**Exercise requirements**:
How many lines in this data contain the string "Metrics"? Reply with the number only.

**Data entries**:

[BEGIN]

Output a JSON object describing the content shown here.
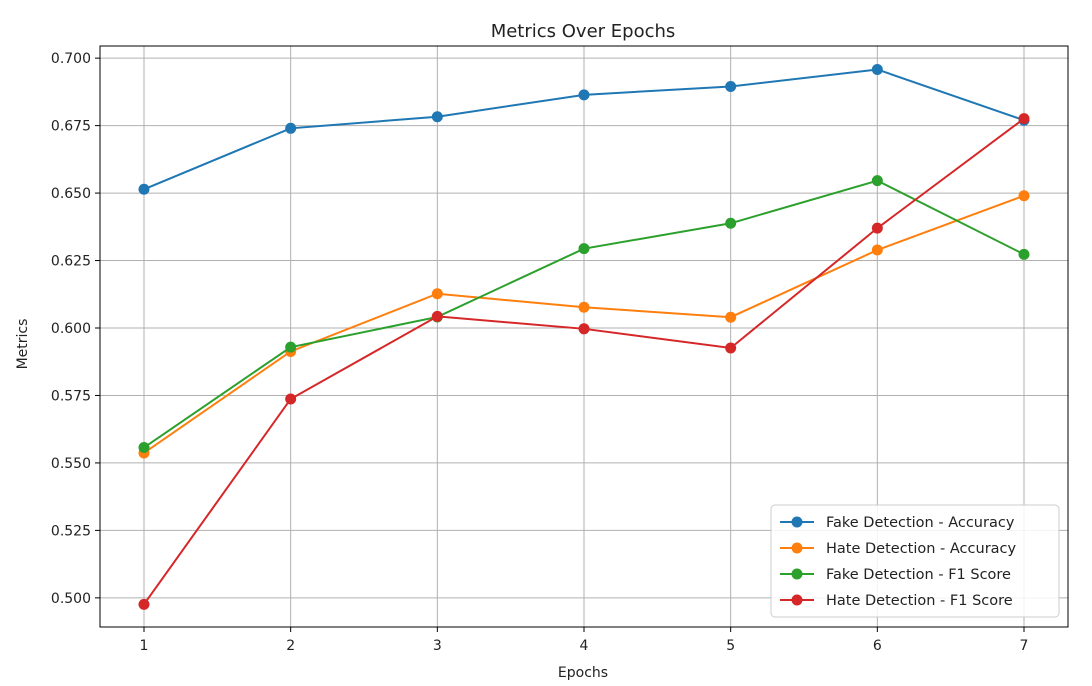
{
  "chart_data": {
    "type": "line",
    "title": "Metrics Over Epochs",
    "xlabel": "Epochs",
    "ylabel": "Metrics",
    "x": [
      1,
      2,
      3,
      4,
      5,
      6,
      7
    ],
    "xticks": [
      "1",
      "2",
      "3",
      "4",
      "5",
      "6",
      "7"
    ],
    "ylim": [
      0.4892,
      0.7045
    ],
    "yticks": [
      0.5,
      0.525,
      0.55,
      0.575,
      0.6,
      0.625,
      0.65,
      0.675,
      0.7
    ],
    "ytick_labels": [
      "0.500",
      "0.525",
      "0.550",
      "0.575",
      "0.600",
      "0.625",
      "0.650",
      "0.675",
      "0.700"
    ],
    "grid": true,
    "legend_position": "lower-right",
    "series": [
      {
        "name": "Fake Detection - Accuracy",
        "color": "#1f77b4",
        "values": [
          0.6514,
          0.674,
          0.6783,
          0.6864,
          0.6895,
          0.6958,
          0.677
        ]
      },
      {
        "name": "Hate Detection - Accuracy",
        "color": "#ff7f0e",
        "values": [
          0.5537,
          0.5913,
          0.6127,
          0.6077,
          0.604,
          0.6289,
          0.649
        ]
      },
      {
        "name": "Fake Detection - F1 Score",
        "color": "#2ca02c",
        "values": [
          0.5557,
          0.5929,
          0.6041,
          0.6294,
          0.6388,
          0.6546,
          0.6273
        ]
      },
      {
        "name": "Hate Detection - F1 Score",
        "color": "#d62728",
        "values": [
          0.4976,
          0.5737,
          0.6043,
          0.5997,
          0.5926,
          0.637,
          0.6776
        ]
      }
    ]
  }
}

[END]

**Finished answer**:
2